TASK PROMPT: Scan the data below for the string "inner". Copy every line where it appears.
---- DATA SHOWN
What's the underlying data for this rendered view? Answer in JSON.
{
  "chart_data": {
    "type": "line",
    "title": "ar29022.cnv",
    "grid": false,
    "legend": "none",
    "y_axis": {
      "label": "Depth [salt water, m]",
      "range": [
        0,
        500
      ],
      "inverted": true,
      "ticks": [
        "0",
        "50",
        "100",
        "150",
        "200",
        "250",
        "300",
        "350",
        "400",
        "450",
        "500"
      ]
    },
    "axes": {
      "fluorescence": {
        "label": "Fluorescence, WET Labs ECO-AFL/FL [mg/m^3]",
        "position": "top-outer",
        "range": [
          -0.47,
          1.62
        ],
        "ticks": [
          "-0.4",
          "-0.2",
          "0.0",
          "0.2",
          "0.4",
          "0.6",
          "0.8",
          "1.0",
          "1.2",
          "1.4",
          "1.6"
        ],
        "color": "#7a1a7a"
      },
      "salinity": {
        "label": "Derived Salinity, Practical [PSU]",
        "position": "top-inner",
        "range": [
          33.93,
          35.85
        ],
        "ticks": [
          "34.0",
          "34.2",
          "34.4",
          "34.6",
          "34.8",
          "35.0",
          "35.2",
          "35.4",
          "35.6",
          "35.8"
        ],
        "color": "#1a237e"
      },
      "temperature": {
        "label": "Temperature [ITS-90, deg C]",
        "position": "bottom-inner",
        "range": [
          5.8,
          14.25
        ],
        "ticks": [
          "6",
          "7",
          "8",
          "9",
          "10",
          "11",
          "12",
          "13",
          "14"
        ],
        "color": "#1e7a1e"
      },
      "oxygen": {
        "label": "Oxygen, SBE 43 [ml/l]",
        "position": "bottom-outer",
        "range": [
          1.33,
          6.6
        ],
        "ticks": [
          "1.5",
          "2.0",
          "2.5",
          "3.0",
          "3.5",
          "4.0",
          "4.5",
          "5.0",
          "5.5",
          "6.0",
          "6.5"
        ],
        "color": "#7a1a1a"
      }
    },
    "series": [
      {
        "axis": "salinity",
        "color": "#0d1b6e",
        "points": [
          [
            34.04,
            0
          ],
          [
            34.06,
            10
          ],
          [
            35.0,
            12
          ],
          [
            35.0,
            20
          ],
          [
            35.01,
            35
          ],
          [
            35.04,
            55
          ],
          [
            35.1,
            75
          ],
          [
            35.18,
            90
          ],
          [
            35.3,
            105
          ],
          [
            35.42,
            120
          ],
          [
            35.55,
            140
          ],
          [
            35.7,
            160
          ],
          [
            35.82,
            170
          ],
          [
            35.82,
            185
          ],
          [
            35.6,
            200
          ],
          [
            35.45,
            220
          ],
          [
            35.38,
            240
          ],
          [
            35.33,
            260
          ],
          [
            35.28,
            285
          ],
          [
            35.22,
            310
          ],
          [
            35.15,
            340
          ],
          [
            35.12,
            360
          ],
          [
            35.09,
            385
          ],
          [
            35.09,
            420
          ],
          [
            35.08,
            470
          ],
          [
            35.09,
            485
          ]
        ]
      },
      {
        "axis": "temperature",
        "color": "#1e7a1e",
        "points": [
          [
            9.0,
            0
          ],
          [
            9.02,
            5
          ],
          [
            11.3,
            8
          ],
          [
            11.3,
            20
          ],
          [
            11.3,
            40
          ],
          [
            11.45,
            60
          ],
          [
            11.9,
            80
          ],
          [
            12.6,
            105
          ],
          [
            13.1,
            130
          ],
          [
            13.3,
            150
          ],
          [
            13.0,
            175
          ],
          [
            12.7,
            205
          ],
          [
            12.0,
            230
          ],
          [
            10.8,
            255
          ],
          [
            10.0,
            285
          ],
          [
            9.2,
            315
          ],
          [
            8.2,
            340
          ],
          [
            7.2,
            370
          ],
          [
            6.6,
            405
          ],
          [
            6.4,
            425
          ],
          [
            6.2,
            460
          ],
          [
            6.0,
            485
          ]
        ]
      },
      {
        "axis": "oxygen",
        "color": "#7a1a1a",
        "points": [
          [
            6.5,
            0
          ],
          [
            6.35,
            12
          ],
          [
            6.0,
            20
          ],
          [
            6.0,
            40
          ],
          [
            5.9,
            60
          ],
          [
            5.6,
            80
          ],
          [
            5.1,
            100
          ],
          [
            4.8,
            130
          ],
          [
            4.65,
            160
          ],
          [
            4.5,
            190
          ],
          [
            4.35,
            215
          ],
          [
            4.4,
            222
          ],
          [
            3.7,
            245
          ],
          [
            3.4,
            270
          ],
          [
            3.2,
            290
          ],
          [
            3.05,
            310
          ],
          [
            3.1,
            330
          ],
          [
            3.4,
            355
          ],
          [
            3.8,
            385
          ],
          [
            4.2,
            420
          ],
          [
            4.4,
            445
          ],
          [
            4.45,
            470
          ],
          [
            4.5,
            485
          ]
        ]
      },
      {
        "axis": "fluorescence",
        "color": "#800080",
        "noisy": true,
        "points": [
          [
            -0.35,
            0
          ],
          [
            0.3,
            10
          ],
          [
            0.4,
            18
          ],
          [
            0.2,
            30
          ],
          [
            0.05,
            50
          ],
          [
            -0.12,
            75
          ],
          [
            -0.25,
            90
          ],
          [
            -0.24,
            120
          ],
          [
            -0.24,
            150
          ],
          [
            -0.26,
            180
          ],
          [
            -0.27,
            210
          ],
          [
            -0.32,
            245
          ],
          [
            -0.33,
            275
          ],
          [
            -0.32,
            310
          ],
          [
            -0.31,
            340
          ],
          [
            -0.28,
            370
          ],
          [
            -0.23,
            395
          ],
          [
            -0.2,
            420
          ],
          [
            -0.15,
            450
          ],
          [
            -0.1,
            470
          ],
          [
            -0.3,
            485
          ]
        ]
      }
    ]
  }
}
--------
WRITTEN RESPONSE:
        "position": "top-inner",
        "position": "bottom-inner",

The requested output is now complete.